== Required task ==
Transcribe the records that follow in their entirety, omitting any pictures.

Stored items
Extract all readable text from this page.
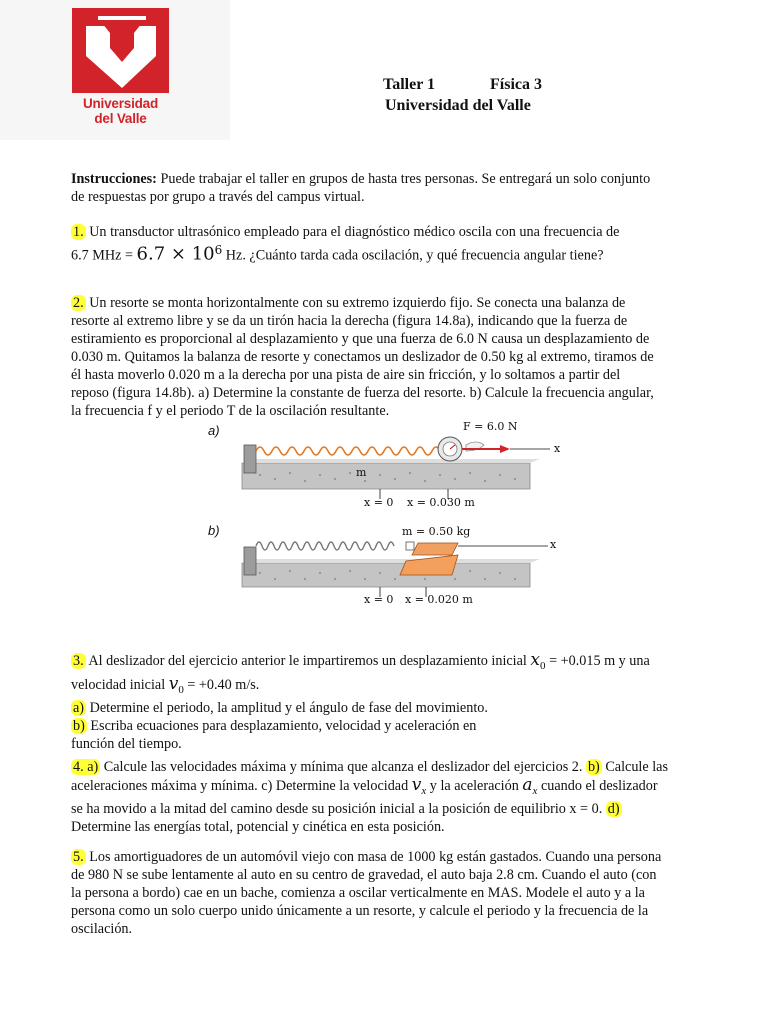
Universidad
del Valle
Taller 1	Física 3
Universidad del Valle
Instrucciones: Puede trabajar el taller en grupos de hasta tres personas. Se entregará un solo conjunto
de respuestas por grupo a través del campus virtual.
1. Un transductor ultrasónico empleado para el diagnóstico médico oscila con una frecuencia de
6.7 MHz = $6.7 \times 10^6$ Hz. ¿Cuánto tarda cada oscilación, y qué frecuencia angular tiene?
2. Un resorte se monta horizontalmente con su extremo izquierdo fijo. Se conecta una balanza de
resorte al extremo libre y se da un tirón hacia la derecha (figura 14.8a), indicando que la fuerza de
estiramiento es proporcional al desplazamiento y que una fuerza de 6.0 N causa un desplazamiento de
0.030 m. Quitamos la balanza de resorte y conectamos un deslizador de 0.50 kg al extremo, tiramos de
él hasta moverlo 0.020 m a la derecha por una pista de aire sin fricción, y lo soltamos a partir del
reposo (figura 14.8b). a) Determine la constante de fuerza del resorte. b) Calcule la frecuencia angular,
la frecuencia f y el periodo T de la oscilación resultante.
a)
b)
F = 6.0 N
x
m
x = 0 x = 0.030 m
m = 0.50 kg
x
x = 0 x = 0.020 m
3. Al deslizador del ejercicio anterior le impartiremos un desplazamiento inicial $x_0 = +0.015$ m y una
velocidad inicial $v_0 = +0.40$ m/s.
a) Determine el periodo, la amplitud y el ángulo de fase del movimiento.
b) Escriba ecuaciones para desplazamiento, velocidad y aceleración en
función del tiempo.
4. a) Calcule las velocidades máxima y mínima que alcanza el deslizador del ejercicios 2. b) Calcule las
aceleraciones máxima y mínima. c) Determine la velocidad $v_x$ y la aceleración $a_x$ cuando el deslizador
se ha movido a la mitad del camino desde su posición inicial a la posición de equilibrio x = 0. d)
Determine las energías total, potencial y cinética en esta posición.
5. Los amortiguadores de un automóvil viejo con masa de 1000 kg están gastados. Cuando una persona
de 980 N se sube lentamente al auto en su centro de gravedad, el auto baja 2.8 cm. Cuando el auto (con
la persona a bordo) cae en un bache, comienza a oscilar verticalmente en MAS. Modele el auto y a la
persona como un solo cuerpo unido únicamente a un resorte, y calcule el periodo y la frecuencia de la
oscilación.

== Output ==
Extract all readable text from this page.
Universidad
del Valle
Taller 1	Física 3
Universidad del Valle
Instrucciones: Puede trabajar el taller en grupos de hasta tres personas. Se entregará un solo conjunto
de respuestas por grupo a través del campus virtual.
1. Un transductor ultrasónico empleado para el diagnóstico médico oscila con una frecuencia de
6.7 MHz = $6.7 \times 10^6$ Hz. ¿Cuánto tarda cada oscilación, y qué frecuencia angular tiene?
2. Un resorte se monta horizontalmente con su extremo izquierdo fijo. Se conecta una balanza de
resorte al extremo libre y se da un tirón hacia la derecha (figura 14.8a), indicando que la fuerza de
estiramiento es proporcional al desplazamiento y que una fuerza de 6.0 N causa un desplazamiento de
0.030 m. Quitamos la balanza de resorte y conectamos un deslizador de 0.50 kg al extremo, tiramos de
él hasta moverlo 0.020 m a la derecha por una pista de aire sin fricción, y lo soltamos a partir del
reposo (figura 14.8b). a) Determine la constante de fuerza del resorte. b) Calcule la frecuencia angular,
la frecuencia f y el periodo T de la oscilación resultante.
a)
b)
F = 6.0 N
x
m
x = 0 x = 0.030 m
m = 0.50 kg
x
x = 0 x = 0.020 m
3. Al deslizador del ejercicio anterior le impartiremos un desplazamiento inicial $x_0 = +0.015$ m y una
velocidad inicial $v_0 = +0.40$ m/s.
a) Determine el periodo, la amplitud y el ángulo de fase del movimiento.
b) Escriba ecuaciones para desplazamiento, velocidad y aceleración en
función del tiempo.
4. a) Calcule las velocidades máxima y mínima que alcanza el deslizador del ejercicios 2. b) Calcule las
aceleraciones máxima y mínima. c) Determine la velocidad $v_x$ y la aceleración $a_x$ cuando el deslizador
se ha movido a la mitad del camino desde su posición inicial a la posición de equilibrio x = 0. d)
Determine las energías total, potencial y cinética en esta posición.
5. Los amortiguadores de un automóvil viejo con masa de 1000 kg están gastados. Cuando una persona
de 980 N se sube lentamente al auto en su centro de gravedad, el auto baja 2.8 cm. Cuando el auto (con
la persona a bordo) cae en un bache, comienza a oscilar verticalmente en MAS. Modele el auto y a la
persona como un solo cuerpo unido únicamente a un resorte, y calcule el periodo y la frecuencia de la
oscilación.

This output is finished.